--- GIVEN TASK ---
Determine the number of lines holding the word "para"; answer with that number only.

--- ENTRIES PROVIDED ---

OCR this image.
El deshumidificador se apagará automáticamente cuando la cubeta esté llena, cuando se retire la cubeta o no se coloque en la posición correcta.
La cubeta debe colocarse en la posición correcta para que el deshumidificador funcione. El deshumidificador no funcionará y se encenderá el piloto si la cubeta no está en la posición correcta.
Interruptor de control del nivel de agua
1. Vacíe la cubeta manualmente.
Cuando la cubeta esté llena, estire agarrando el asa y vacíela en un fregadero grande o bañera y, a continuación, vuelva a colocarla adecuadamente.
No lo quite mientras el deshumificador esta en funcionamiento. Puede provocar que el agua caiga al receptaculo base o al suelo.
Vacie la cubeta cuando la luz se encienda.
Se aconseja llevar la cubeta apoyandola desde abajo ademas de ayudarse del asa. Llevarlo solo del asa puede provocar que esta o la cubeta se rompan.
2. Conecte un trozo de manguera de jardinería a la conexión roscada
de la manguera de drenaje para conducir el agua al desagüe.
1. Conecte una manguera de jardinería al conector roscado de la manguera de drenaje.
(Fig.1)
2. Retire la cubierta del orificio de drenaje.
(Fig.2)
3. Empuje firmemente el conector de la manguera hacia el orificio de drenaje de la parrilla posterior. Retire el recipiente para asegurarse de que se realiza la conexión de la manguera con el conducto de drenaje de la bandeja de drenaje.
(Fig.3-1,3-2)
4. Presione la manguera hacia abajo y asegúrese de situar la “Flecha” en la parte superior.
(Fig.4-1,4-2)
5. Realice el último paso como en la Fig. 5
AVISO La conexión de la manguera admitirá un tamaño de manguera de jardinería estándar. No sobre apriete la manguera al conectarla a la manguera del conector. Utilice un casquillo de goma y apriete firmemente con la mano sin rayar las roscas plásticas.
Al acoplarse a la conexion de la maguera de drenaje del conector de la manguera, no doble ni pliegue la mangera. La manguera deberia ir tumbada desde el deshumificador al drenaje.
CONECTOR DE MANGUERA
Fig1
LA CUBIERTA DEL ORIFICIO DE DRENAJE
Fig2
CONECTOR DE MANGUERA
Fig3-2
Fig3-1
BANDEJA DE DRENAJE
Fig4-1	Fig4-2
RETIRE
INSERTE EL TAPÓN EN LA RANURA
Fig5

--- WRITTEN ANSWER ---
3